─── DATA EXCERPTS ───
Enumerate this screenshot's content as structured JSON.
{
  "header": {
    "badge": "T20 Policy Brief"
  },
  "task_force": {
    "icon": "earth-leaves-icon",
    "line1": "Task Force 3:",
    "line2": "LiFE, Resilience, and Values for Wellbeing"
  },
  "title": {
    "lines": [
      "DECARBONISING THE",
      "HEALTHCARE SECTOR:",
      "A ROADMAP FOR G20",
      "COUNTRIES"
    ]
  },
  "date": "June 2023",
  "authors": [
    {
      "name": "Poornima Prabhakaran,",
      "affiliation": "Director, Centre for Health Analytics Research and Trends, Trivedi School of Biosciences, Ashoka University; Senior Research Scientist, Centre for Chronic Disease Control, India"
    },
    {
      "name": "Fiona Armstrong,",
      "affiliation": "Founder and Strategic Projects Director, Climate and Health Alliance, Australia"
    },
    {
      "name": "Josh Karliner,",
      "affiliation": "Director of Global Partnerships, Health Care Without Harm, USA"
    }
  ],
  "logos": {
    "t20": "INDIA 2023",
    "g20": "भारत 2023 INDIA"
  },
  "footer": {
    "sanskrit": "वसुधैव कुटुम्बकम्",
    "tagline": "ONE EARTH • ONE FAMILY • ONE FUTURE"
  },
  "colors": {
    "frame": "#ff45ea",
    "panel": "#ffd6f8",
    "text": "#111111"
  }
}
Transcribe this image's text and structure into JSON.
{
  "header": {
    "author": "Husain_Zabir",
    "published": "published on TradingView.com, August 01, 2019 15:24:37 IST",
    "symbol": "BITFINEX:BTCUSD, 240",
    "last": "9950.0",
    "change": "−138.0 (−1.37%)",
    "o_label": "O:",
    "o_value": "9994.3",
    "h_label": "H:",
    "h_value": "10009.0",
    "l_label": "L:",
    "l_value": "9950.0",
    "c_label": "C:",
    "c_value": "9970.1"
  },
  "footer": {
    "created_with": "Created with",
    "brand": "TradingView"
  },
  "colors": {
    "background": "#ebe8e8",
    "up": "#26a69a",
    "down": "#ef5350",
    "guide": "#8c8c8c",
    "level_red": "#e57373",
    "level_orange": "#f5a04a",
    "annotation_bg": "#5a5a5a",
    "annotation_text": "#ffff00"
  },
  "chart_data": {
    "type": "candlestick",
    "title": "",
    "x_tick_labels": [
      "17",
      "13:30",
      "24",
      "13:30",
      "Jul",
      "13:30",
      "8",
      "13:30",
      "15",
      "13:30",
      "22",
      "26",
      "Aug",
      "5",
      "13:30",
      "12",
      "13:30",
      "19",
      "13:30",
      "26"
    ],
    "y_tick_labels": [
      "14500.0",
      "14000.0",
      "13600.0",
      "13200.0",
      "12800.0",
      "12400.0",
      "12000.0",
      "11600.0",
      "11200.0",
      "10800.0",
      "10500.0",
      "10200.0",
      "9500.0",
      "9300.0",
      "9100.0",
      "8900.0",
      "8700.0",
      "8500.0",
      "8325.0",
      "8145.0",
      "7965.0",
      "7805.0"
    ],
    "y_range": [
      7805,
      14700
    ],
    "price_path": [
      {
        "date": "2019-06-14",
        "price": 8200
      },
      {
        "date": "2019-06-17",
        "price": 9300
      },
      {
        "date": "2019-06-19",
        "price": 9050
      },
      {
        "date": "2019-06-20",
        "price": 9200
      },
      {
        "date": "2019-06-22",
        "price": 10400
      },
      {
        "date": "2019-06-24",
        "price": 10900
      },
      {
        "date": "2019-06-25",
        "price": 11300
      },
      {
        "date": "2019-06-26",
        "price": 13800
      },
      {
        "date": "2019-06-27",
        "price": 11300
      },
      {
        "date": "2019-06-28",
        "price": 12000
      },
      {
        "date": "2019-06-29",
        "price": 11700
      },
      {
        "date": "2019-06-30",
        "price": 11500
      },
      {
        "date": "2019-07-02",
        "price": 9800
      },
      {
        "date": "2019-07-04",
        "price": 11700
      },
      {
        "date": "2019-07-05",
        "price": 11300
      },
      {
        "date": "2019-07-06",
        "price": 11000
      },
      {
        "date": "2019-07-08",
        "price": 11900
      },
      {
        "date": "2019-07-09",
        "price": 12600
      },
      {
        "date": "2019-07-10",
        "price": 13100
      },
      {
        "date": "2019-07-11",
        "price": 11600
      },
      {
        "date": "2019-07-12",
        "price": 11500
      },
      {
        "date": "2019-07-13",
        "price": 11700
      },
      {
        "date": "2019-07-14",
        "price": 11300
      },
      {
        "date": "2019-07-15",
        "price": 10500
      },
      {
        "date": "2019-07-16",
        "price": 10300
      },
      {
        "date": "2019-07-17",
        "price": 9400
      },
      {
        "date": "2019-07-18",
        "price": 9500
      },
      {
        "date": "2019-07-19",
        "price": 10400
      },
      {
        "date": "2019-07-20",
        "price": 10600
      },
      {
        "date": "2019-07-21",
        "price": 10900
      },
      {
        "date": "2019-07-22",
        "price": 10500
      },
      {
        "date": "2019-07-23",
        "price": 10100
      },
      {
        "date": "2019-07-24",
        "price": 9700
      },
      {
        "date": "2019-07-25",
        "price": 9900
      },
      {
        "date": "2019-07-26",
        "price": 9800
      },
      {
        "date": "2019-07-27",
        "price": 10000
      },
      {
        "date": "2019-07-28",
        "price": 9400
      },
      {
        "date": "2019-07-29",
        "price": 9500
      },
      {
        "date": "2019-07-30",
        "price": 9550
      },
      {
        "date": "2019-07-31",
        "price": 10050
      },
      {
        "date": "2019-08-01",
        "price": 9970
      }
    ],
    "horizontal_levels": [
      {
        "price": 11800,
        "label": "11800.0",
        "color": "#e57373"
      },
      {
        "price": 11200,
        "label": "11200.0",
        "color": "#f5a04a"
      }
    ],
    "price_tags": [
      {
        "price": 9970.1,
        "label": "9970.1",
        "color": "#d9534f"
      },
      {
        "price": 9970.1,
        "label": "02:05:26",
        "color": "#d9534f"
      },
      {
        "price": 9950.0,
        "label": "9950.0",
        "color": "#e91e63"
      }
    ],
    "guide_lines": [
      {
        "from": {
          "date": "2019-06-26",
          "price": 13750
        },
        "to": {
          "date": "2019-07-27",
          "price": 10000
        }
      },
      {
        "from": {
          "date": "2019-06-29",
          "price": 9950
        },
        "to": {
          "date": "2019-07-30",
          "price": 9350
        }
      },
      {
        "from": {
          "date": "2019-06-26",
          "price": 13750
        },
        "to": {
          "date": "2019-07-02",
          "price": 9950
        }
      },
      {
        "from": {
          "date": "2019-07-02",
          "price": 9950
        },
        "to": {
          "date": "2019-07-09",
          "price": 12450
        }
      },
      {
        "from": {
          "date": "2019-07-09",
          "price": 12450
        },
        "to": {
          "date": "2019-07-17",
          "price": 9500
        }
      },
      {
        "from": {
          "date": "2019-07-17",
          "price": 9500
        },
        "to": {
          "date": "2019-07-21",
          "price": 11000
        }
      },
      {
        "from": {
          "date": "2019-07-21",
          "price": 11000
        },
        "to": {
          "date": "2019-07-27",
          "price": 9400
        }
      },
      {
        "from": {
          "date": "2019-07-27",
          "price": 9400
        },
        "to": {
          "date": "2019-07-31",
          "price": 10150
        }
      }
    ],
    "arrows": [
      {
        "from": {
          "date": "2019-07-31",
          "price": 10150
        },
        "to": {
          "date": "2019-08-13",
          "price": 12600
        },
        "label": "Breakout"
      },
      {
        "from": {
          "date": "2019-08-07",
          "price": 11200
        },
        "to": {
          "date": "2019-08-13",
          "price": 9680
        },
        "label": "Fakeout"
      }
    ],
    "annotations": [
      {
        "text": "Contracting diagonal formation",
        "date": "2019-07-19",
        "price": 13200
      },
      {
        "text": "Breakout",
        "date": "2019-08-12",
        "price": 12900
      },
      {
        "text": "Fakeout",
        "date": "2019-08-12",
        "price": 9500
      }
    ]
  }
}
───
─── DATA EXCERPTS ───
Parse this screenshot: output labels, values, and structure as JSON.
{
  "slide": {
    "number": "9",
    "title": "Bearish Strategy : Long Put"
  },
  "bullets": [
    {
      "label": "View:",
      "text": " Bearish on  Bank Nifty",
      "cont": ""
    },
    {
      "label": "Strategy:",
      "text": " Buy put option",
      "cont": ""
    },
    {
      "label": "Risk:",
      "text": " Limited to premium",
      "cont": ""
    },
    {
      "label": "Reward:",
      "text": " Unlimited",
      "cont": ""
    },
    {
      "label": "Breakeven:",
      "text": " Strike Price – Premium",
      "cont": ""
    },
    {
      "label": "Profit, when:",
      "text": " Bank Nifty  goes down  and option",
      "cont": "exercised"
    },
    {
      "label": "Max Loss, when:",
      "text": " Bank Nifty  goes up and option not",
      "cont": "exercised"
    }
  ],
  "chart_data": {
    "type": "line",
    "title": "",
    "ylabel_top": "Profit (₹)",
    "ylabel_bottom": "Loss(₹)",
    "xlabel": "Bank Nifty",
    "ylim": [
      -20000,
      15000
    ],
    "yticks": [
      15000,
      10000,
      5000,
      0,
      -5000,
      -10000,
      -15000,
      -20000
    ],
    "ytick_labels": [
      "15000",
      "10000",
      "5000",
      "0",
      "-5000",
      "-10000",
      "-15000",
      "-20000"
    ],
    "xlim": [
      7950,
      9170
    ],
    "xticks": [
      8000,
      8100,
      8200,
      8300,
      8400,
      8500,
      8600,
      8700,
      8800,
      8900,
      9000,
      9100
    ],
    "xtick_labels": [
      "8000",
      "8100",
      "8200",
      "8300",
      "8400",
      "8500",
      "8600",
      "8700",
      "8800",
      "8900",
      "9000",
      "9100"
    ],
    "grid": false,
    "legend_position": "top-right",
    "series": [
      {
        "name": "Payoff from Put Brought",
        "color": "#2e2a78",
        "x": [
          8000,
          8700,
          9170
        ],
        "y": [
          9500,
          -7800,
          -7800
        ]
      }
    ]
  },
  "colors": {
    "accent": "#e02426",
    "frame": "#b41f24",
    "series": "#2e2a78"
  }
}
───
:: WHAT YOU NEED TO DO ::
In the entries above, find every line with the word "JSON" and list it.

:: RESULT OF THIS EXERCISE ::
Enumerate this screenshot's content as structured JSON.
Transcribe this image's text and structure into JSON.
Parse this screenshot: output labels, values, and structure as JSON.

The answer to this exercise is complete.